Start of TEXT EXCERPT

In the meantime, agent Leonard dealt with the two other passengers in the Town Car. After confirming that there were no warrants for the passengers, he told them they could leave, and they left the scene on foot.

Faulkingham told Hutchings that if he was going to cooperate, then the two pas *88 sengers who were walking away would pose a problem. One of the passengers, Faulkingham said, was the roommate of his supplier, and as soon as he returned to his home “the heroin will either be flushed or hidden or something.” Faulkingham also asked the agents what type of deal he could get if he decided to cooperate. The agents explained that they were not authorized to make any deals, but would pass on information about his cooperation to the prosecutor, who could work out a deal with Faulkingham’s attorney.

Leonard and Hutchings searched Faulk-ingham’s car, but found no other significant evidence. While they were searching the car, Faulkingham’s wife, who happened to drive by the scene, stopped in her red pickup truck. She was dismayed when Hutchings told her of Faulkingham’s arrest and said Faulkingham had recently completed a drug rehabilitation program. Hutchings gave Faulkingham’s wife permission to speak with him. Faulkingham apologized to her, and asked her to get some bail money and to call his attorney.

End of TEXT EXCERPT

**TASK OBJECTIVE**
According to the arrest account, what had Faulkingham recently completed, as his wife told Hutchings? The material after this point comes from a separate source.

Start of ENTRIES PROVIDED

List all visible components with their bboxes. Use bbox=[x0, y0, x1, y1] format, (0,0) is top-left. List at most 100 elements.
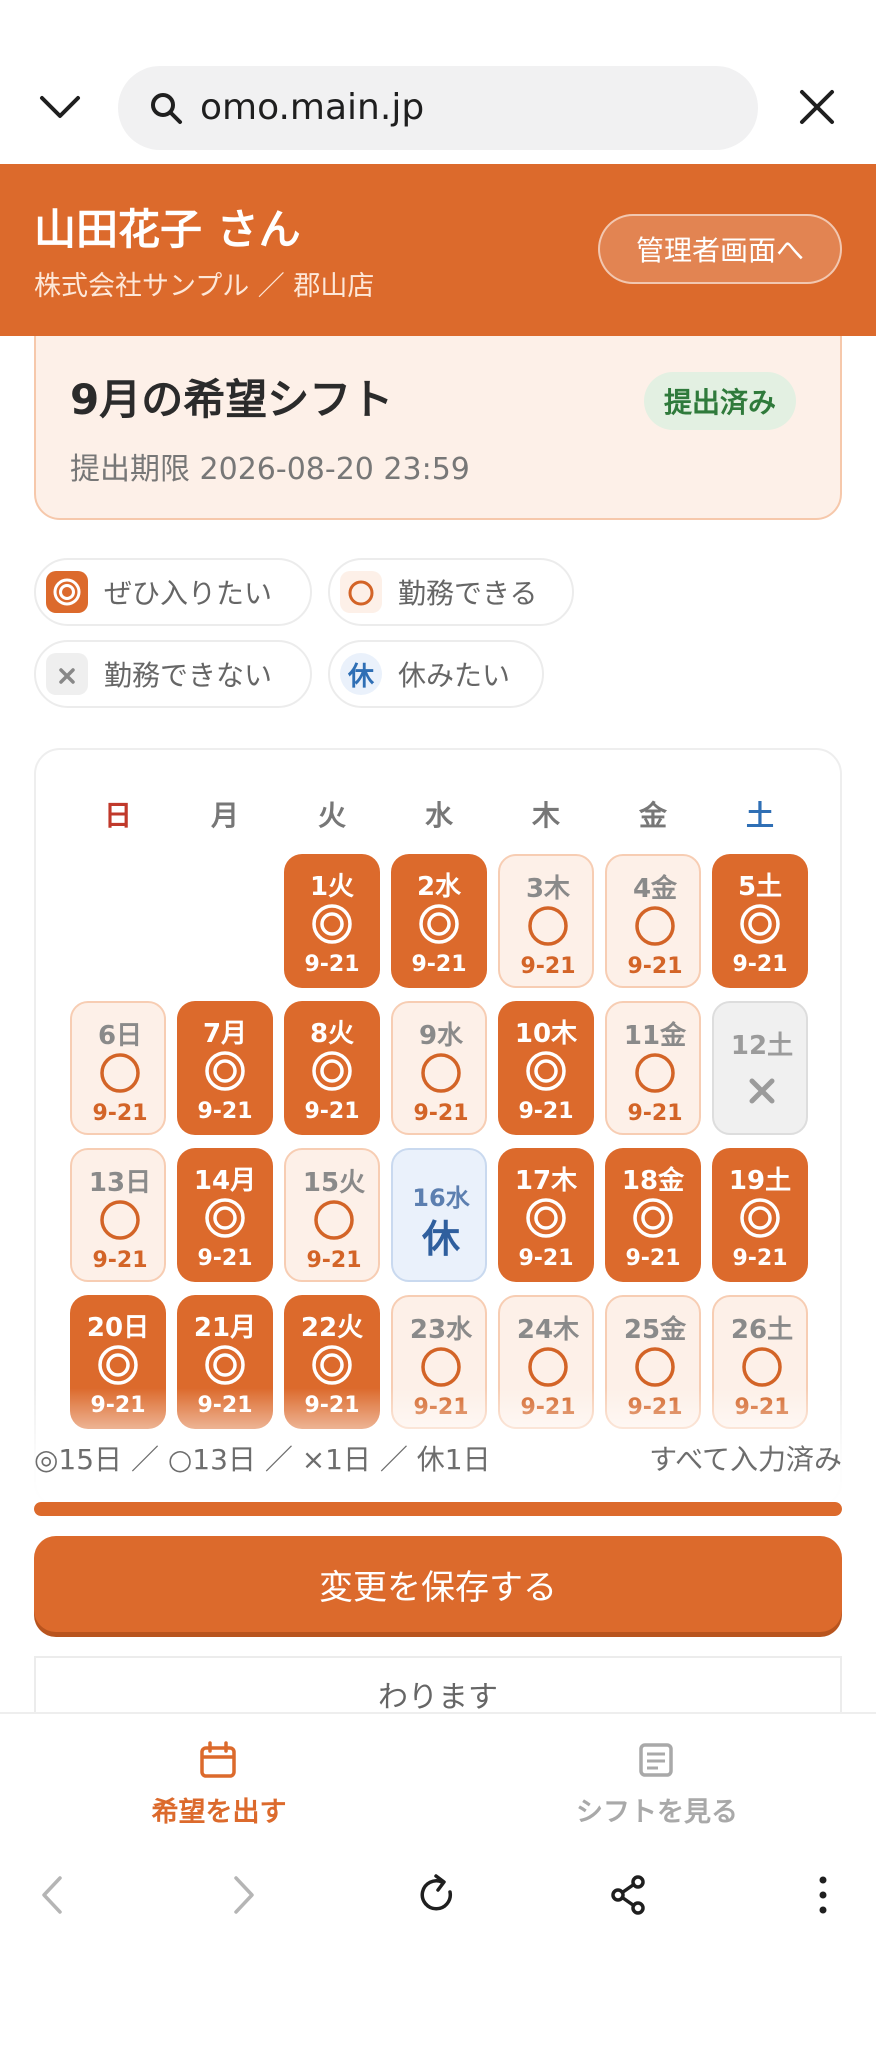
day-label: 2水 bbox=[416, 872, 462, 902]
calendar-day[interactable]: 7月 9-21 bbox=[177, 1001, 273, 1135]
store-name: 株式会社サンプル ／ 郡山店 bbox=[34, 271, 375, 302]
calendar-day[interactable]: 14月 9-21 bbox=[177, 1148, 273, 1282]
rest-icon: 休 bbox=[340, 653, 382, 695]
day-label: 11金 bbox=[623, 1021, 687, 1051]
admin-screen-button[interactable]: 管理者画面へ bbox=[598, 214, 842, 284]
day-label: 17木 bbox=[514, 1166, 578, 1196]
main-content: 9月の希望シフト 提出期限 2026-08-20 23:59 提出済み ぜひ入り… bbox=[0, 336, 876, 1712]
bottom-tab-bar: 希望を出す シフトを見る bbox=[0, 1712, 876, 1840]
circle-icon bbox=[742, 1347, 782, 1387]
circle-icon bbox=[635, 906, 675, 946]
day-label: 23水 bbox=[409, 1315, 473, 1345]
progress-fill bbox=[34, 1502, 842, 1516]
day-label: 26土 bbox=[730, 1315, 794, 1345]
tab-submit-request[interactable]: 希望を出す bbox=[0, 1714, 438, 1842]
summary-row: ◎15日 ／ ○13日 ／ ×1日 ／ 休1日 すべて入力済み bbox=[34, 1438, 842, 1478]
weekday-sat: 土 bbox=[745, 799, 774, 832]
day-label: 9水 bbox=[418, 1021, 464, 1051]
calendar-icon bbox=[200, 1741, 236, 1778]
double-circle-icon bbox=[312, 1051, 352, 1091]
notice-text: わります bbox=[34, 1656, 842, 1712]
circle-icon bbox=[100, 1053, 140, 1093]
calendar-day[interactable]: 11金 9-21 bbox=[605, 1001, 701, 1135]
double-circle-icon bbox=[205, 1198, 245, 1238]
day-label: 14月 bbox=[193, 1166, 257, 1196]
url-field[interactable]: omo.main.jp bbox=[118, 66, 758, 150]
tab-label: 希望を出す bbox=[151, 1797, 287, 1828]
circle-icon bbox=[100, 1200, 140, 1240]
save-changes-button[interactable]: 変更を保存する bbox=[34, 1536, 842, 1632]
document-icon bbox=[639, 1743, 673, 1777]
day-time: 9-21 bbox=[306, 1248, 362, 1273]
day-label: 13日 bbox=[88, 1168, 152, 1198]
calendar-day[interactable]: 9水 9-21 bbox=[391, 1001, 487, 1135]
legend-ng[interactable]: 勤務できない bbox=[34, 640, 312, 708]
day-time: 9-21 bbox=[413, 1101, 469, 1126]
calendar-day[interactable]: 10木 9-21 bbox=[498, 1001, 594, 1135]
double-circle-icon bbox=[419, 904, 459, 944]
legend-want[interactable]: ぜひ入りたい bbox=[34, 558, 312, 626]
calendar-day[interactable]: 13日 9-21 bbox=[70, 1148, 166, 1282]
day-label: 10木 bbox=[514, 1019, 578, 1049]
calendar-day[interactable]: 1火 9-21 bbox=[284, 854, 380, 988]
chevron-down-icon[interactable] bbox=[38, 92, 82, 122]
calendar-day[interactable]: 16水休 bbox=[391, 1148, 487, 1282]
legend-ok[interactable]: 勤務できる bbox=[328, 558, 574, 626]
day-label: 18金 bbox=[621, 1166, 685, 1196]
calendar-day[interactable]: 3木 9-21 bbox=[498, 854, 594, 988]
back-icon[interactable] bbox=[28, 1870, 78, 1920]
calendar-day[interactable]: 18金 9-21 bbox=[605, 1148, 701, 1282]
day-time: 9-21 bbox=[520, 954, 576, 979]
cross-icon bbox=[46, 653, 88, 695]
calendar-day[interactable]: 15火 9-21 bbox=[284, 1148, 380, 1282]
double-circle-icon bbox=[46, 571, 88, 613]
day-time: 9-21 bbox=[92, 1248, 148, 1273]
circle-icon bbox=[340, 571, 382, 613]
forward-icon[interactable] bbox=[218, 1870, 268, 1920]
day-label: 12土 bbox=[730, 1031, 794, 1061]
app-page: omo.main.jp 山田花子 さん 株式会社サンプル ／ 郡山店 管理者画面… bbox=[0, 0, 876, 2048]
calendar-day[interactable]: 5土 9-21 bbox=[712, 854, 808, 988]
more-menu-icon[interactable] bbox=[798, 1870, 848, 1920]
day-label: 20日 bbox=[86, 1313, 150, 1343]
legend-label: ぜひ入りたい bbox=[104, 577, 273, 610]
circle-icon bbox=[421, 1053, 461, 1093]
browser-nav-bar bbox=[0, 1840, 876, 1950]
rest-mark: 休 bbox=[421, 1217, 460, 1261]
weekday-fri: 金 bbox=[638, 799, 667, 832]
double-circle-icon bbox=[205, 1345, 245, 1385]
close-icon[interactable] bbox=[798, 88, 836, 126]
day-label: 24木 bbox=[516, 1315, 580, 1345]
progress-bar bbox=[34, 1502, 842, 1516]
shift-title: 9月の希望シフト bbox=[70, 375, 394, 424]
weekday-sun: 日 bbox=[103, 799, 132, 832]
calendar-day[interactable]: 19土 9-21 bbox=[712, 1148, 808, 1282]
calendar-day[interactable]: 6日 9-21 bbox=[70, 1001, 166, 1135]
day-label: 5土 bbox=[737, 872, 783, 902]
summary-counts: ◎15日 ／ ○13日 ／ ×1日 ／ 休1日 bbox=[34, 1443, 491, 1476]
cross-icon bbox=[749, 1078, 775, 1104]
system-bottom-area bbox=[0, 1950, 876, 2048]
calendar-day[interactable]: 8火 9-21 bbox=[284, 1001, 380, 1135]
double-circle-icon bbox=[633, 1198, 673, 1238]
day-time: 9-21 bbox=[627, 954, 683, 979]
day-time: 9-21 bbox=[304, 1099, 360, 1124]
day-time: 9-21 bbox=[627, 1101, 683, 1126]
circle-icon bbox=[635, 1347, 675, 1387]
double-circle-icon bbox=[98, 1345, 138, 1385]
calendar-day[interactable]: 12土 bbox=[712, 1001, 808, 1135]
legend-label: 勤務できる bbox=[398, 577, 538, 610]
calendar-day[interactable]: 17木 9-21 bbox=[498, 1148, 594, 1282]
share-icon[interactable] bbox=[604, 1870, 654, 1920]
calendar-day[interactable]: 4金 9-21 bbox=[605, 854, 701, 988]
day-label: 21月 bbox=[193, 1313, 257, 1343]
day-label: 6日 bbox=[97, 1021, 143, 1051]
legend-rest[interactable]: 休 休みたい bbox=[328, 640, 544, 708]
status-badge: 提出済み bbox=[644, 372, 797, 430]
reload-icon[interactable] bbox=[412, 1870, 462, 1920]
calendar-day[interactable]: 2水 9-21 bbox=[391, 854, 487, 988]
user-name: 山田花子 さん bbox=[34, 205, 301, 254]
double-circle-icon bbox=[312, 1345, 352, 1385]
tab-view-shift[interactable]: シフトを見る bbox=[438, 1714, 876, 1842]
day-time: 9-21 bbox=[197, 1099, 253, 1124]
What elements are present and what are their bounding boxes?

End of ENTRIES PROVIDED

**FINAL RESULT**
A drug rehabilitation program.